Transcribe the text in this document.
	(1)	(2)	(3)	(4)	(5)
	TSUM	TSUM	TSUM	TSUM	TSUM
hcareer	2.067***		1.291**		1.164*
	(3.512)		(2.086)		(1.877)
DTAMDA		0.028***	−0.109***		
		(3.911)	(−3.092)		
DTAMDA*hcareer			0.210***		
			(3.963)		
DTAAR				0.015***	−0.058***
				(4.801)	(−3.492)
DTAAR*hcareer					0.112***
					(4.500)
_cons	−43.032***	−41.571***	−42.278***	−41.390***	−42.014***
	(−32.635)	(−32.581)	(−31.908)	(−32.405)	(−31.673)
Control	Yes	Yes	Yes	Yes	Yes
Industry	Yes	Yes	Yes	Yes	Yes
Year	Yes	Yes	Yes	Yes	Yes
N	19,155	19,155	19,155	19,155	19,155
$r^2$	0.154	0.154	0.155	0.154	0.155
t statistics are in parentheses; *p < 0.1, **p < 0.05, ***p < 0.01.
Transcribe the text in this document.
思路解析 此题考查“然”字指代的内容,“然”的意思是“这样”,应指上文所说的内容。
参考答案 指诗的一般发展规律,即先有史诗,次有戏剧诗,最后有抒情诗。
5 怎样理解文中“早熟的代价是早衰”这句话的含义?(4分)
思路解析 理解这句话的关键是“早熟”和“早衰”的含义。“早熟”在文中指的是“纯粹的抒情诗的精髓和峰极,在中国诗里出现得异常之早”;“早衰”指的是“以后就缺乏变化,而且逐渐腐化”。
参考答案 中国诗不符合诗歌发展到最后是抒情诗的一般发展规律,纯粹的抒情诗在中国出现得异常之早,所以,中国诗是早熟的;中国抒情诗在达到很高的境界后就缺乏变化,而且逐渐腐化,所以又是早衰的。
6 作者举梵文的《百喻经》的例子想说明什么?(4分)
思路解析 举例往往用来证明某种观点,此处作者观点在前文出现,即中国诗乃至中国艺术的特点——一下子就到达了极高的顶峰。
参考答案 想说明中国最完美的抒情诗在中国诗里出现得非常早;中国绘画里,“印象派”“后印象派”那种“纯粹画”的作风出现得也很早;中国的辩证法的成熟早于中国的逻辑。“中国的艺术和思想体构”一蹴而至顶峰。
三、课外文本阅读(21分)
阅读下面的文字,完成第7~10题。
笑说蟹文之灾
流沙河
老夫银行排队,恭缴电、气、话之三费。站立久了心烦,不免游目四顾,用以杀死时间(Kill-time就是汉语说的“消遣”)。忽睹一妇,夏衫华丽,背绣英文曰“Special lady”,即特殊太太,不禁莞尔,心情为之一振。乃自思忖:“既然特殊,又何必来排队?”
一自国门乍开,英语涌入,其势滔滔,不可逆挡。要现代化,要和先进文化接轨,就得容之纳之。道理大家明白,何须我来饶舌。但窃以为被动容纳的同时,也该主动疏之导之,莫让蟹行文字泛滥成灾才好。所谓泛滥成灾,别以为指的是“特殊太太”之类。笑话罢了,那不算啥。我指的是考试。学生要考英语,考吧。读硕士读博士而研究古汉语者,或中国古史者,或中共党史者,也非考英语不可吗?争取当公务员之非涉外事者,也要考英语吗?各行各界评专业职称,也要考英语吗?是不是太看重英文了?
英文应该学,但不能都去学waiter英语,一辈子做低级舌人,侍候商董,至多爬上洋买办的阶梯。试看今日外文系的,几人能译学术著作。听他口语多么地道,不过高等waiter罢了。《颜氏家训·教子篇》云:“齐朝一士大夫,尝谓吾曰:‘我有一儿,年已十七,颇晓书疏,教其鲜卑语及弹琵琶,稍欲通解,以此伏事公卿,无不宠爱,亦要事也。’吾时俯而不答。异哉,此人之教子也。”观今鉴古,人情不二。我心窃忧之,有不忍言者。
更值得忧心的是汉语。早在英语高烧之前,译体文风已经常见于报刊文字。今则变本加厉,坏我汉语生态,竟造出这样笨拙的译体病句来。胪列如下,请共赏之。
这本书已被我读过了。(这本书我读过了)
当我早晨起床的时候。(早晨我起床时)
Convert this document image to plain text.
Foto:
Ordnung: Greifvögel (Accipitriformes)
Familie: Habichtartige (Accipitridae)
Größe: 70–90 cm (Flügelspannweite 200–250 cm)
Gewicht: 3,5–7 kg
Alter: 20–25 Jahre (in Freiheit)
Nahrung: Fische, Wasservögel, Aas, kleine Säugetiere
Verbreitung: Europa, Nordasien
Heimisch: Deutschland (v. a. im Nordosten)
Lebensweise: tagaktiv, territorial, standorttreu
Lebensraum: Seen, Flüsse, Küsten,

---

Work to do — Repeat the records above exactly.

Reply —
Transcribe the text in this document.
	(1)	(2)	(3)	(4)	(5)
	TSUM	TSUM	TSUM	TSUM	TSUM
hcareer	2.067***		1.291**		1.164*
	(3.512)		(2.086)		(1.877)
DTAMDA		0.028***	−0.109***		
		(3.911)	(−3.092)		
DTAMDA*hcareer			0.210***		
			(3.963)		
DTAAR				0.015***	−0.058***
				(4.801)	(−3.492)
DTAAR*hcareer					0.112***
					(4.500)
_cons	−43.032***	−41.571***	−42.278***	−41.390***	−42.014***
	(−32.635)	(−32.581)	(−31.908)	(−32.405)	(−31.673)
Control	Yes	Yes	Yes	Yes	Yes
Industry	Yes	Yes	Yes	Yes	Yes
Year	Yes	Yes	Yes	Yes	Yes
N	19,155	19,155	19,155	19,155	19,155
$r^2$	0.154	0.154	0.155	0.154	0.155
t statistics are in parentheses; *p < 0.1, **p < 0.05, ***p < 0.01.
Transcribe the text in this document.
思路解析 此题考查“然”字指代的内容,“然”的意思是“这样”,应指上文所说的内容。
参考答案 指诗的一般发展规律,即先有史诗,次有戏剧诗,最后有抒情诗。
5 怎样理解文中“早熟的代价是早衰”这句话的含义?(4分)
思路解析 理解这句话的关键是“早熟”和“早衰”的含义。“早熟”在文中指的是“纯粹的抒情诗的精髓和峰极,在中国诗里出现得异常之早”;“早衰”指的是“以后就缺乏变化,而且逐渐腐化”。
参考答案 中国诗不符合诗歌发展到最后是抒情诗的一般发展规律,纯粹的抒情诗在中国出现得异常之早,所以,中国诗是早熟的;中国抒情诗在达到很高的境界后就缺乏变化,而且逐渐腐化,所以又是早衰的。
6 作者举梵文的《百喻经》的例子想说明什么?(4分)
思路解析 举例往往用来证明某种观点,此处作者观点在前文出现,即中国诗乃至中国艺术的特点——一下子就到达了极高的顶峰。
参考答案 想说明中国最完美的抒情诗在中国诗里出现得非常早;中国绘画里,“印象派”“后印象派”那种“纯粹画”的作风出现得也很早;中国的辩证法的成熟早于中国的逻辑。“中国的艺术和思想体构”一蹴而至顶峰。
三、课外文本阅读(21分)
阅读下面的文字,完成第7~10题。
笑说蟹文之灾
流沙河
老夫银行排队,恭缴电、气、话之三费。站立久了心烦,不免游目四顾,用以杀死时间(Kill-time就是汉语说的“消遣”)。忽睹一妇,夏衫华丽,背绣英文曰“Special lady”,即特殊太太,不禁莞尔,心情为之一振。乃自思忖:“既然特殊,又何必来排队?”
一自国门乍开,英语涌入,其势滔滔,不可逆挡。要现代化,要和先进文化接轨,就得容之纳之。道理大家明白,何须我来饶舌。但窃以为被动容纳的同时,也该主动疏之导之,莫让蟹行文字泛滥成灾才好。所谓泛滥成灾,别以为指的是“特殊太太”之类。笑话罢了,那不算啥。我指的是考试。学生要考英语,考吧。读硕士读博士而研究古汉语者,或中国古史者,或中共党史者,也非考英语不可吗?争取当公务员之非涉外事者,也要考英语吗?各行各界评专业职称,也要考英语吗?是不是太看重英文了?
英文应该学,但不能都去学waiter英语,一辈子做低级舌人,侍候商董,至多爬上洋买办的阶梯。试看今日外文系的,几人能译学术著作。听他口语多么地道,不过高等waiter罢了。《颜氏家训·教子篇》云:“齐朝一士大夫,尝谓吾曰:‘我有一儿,年已十七,颇晓书疏,教其鲜卑语及弹琵琶,稍欲通解,以此伏事公卿,无不宠爱,亦要事也。’吾时俯而不答。异哉,此人之教子也。”观今鉴古,人情不二。我心窃忧之,有不忍言者。
更值得忧心的是汉语。早在英语高烧之前,译体文风已经常见于报刊文字。今则变本加厉,坏我汉语生态,竟造出这样笨拙的译体病句来。胪列如下,请共赏之。
这本书已被我读过了。(这本书我读过了)
当我早晨起床的时候。(早晨我起床时)
Convert this document image to plain text.
Foto:
Ordnung: Greifvögel (Accipitriformes)
Familie: Habichtartige (Accipitridae)
Größe: 70–90 cm (Flügelspannweite 200–250 cm)
Gewicht: 3,5–7 kg
Alter: 20–25 Jahre (in Freiheit)
Nahrung: Fische, Wasservögel, Aas, kleine Säugetiere
Verbreitung: Europa, Nordasien
Heimisch: Deutschland (v. a. im Nordosten)
Lebensweise: tagaktiv, territorial, standorttreu
Lebensraum: Seen, Flüsse, Küsten,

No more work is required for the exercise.